In his early twenties, with no investors or safety net, he launched Maizal as a roaming pop-up. He’d pack plates and pans into a battered car, lay long tables on borrowed rooftops, and sell tickets—six courses plus a talk on terroir—through social media. They’d vanish in minutes. The buzz convinced a boutique hotel to give the project a permanent home in 2019. The setting changed, but the ethos stayed: local product, tight menu, and a wood-fired hearth as gravitational center.
His cooking beats to the weather’s rhythm. Early rains bring pine mushrooms; searing heat sparks chogostas and jade-green serrano chiles. Every dish bears a name that sounds like a journey or a blaze—Paso de Cortés, Smoke & Soot, Quiltamal. The last—a tamal of wild greens, bean pinole, and avocado leaf—won him the 2016 S.Pellegrino Young Chef title for Latin America. Stepping onto the podium, he thanked the families who supply his corn before he thanked the judges—an encapsulation of his creed: credit the community before the chef.

• _Data lines_:
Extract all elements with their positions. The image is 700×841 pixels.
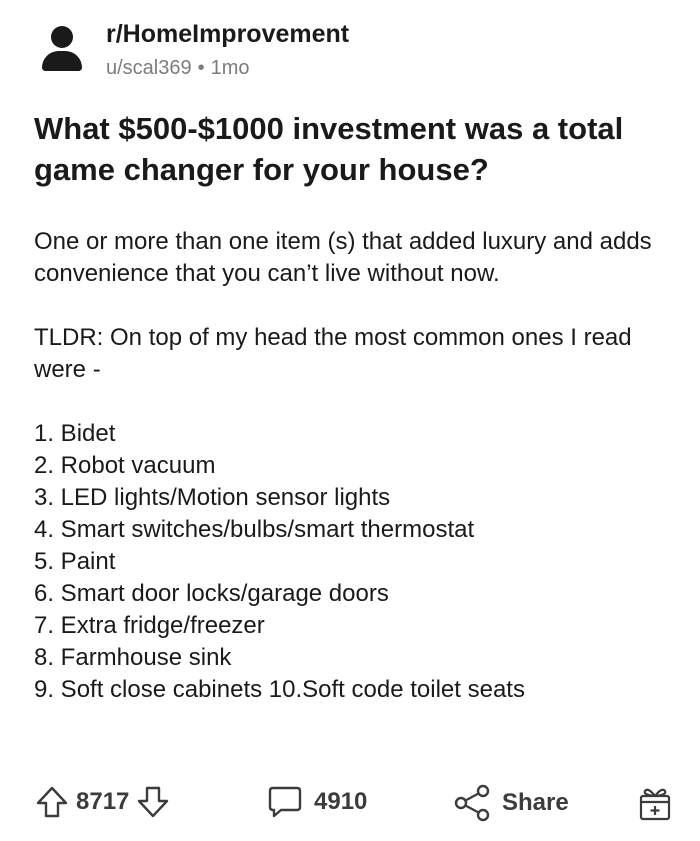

• _Problems_:
1. Translate this sentence from the text about Maizal into Spanish: "The buzz convinced a boutique hotel to give the project a permanent home in 2019."
2. Answer these questions using the text about Maizal:
(a) How were tickets for the roaming pop-up sold?
(b) Which dish won the 2016 S.Pellegrino Young Chef title for Latin America?
(c) Whom did he thank before the judges?
The material has no connection to the text about Maizal.

• _Exercise results_:
1. El entusiasmo convenció a un hotel boutique de darle al proyecto una sede permanente en 2019.

2.
(a) Through social media.
(b) Quiltamal.
(c) The families who supply his corn.